### STATED TASK
Reply only with how many lines contain the word "水务及水治理板块".

Data excerpts
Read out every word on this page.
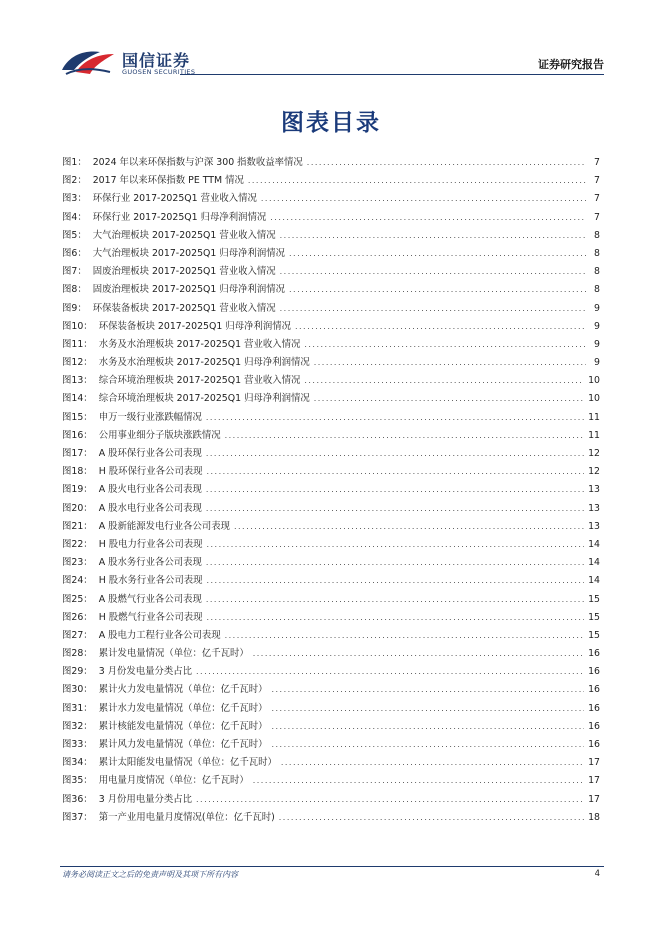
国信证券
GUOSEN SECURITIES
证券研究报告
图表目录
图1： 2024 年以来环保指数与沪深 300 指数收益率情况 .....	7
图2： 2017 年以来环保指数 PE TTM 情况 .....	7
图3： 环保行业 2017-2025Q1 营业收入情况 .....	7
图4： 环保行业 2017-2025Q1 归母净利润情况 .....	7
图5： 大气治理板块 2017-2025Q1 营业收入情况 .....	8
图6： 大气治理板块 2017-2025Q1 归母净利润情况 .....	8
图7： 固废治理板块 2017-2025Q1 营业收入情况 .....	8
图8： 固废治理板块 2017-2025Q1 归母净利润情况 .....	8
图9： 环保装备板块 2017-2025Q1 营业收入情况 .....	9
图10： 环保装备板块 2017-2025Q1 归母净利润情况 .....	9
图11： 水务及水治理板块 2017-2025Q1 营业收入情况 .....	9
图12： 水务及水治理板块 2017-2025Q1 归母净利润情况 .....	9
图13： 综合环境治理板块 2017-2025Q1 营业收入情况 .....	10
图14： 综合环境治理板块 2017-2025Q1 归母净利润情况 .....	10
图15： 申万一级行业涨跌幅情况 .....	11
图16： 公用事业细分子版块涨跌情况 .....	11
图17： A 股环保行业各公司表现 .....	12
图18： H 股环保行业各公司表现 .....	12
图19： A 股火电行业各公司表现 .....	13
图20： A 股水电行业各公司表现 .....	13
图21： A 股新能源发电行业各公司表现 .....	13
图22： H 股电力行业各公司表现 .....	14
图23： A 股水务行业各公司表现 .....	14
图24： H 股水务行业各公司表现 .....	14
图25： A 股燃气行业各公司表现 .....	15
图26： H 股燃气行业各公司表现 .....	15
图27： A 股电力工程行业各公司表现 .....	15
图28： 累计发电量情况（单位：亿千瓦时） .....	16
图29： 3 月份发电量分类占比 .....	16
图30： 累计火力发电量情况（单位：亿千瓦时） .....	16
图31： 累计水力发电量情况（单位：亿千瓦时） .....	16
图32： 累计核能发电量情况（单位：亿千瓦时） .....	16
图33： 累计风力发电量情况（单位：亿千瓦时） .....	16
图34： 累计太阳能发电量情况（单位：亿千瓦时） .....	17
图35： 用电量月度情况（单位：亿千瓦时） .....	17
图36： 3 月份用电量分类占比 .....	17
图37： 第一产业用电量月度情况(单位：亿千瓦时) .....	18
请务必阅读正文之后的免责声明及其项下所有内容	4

### IN RESPONSE
2